* **TO DO**: Repeat each entry in full, exactly.

[start of DATA ENTRIES]

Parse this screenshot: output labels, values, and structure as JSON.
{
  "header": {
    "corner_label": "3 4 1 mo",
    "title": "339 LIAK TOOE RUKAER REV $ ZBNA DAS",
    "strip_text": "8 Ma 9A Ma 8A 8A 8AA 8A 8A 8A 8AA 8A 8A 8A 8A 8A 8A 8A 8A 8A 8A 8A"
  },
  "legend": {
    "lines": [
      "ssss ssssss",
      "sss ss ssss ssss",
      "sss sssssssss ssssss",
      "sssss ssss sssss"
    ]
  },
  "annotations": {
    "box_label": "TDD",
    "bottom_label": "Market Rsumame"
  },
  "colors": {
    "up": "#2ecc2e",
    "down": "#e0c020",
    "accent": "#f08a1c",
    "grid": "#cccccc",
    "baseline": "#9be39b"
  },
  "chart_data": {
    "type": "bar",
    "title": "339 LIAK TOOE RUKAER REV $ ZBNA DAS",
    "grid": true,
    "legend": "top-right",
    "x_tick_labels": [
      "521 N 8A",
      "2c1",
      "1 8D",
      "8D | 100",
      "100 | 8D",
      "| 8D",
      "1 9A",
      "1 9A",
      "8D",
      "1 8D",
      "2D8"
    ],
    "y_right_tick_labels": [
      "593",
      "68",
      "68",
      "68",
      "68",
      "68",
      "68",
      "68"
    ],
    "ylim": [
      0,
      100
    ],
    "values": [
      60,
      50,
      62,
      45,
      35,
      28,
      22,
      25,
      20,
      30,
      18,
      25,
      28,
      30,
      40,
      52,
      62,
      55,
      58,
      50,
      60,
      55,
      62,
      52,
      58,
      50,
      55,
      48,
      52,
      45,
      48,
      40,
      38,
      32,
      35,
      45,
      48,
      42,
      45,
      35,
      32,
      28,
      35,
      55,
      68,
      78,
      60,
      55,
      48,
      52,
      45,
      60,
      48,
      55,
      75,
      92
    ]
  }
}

[end of DATA ENTRIES]

* **OUTPUT OF THE EXERCISE**:
Parse this screenshot: output labels, values, and structure as JSON.
{
  "header": {
    "corner_label": "3 4 1 mo",
    "title": "339 LIAK TOOE RUKAER REV $ ZBNA DAS",
    "strip_text": "8 Ma 9A Ma 8A 8A 8AA 8A 8A 8A 8AA 8A 8A 8A 8A 8A 8A 8A 8A 8A 8A 8A"
  },
  "legend": {
    "lines": [
      "ssss ssssss",
      "sss ss ssss ssss",
      "sss sssssssss ssssss",
      "sssss ssss sssss"
    ]
  },
  "annotations": {
    "box_label": "TDD",
    "bottom_label": "Market Rsumame"
  },
  "colors": {
    "up": "#2ecc2e",
    "down": "#e0c020",
    "accent": "#f08a1c",
    "grid": "#cccccc",
    "baseline": "#9be39b"
  },
  "chart_data": {
    "type": "bar",
    "title": "339 LIAK TOOE RUKAER REV $ ZBNA DAS",
    "grid": true,
    "legend": "top-right",
    "x_tick_labels": [
      "521 N 8A",
      "2c1",
      "1 8D",
      "8D | 100",
      "100 | 8D",
      "| 8D",
      "1 9A",
      "1 9A",
      "8D",
      "1 8D",
      "2D8"
    ],
    "y_right_tick_labels": [
      "593",
      "68",
      "68",
      "68",
      "68",
      "68",
      "68",
      "68"
    ],
    "ylim": [
      0,
      100
    ],
    "values": [
      60,
      50,
      62,
      45,
      35,
      28,
      22,
      25,
      20,
      30,
      18,
      25,
      28,
      30,
      40,
      52,
      62,
      55,
      58,
      50,
      60,
      55,
      62,
      52,
      58,
      50,
      55,
      48,
      52,
      45,
      48,
      40,
      38,
      32,
      35,
      45,
      48,
      42,
      45,
      35,
      32,
      28,
      35,
      55,
      68,
      78,
      60,
      55,
      48,
      52,
      45,
      60,
      48,
      55,
      75,
      92
    ]
  }
}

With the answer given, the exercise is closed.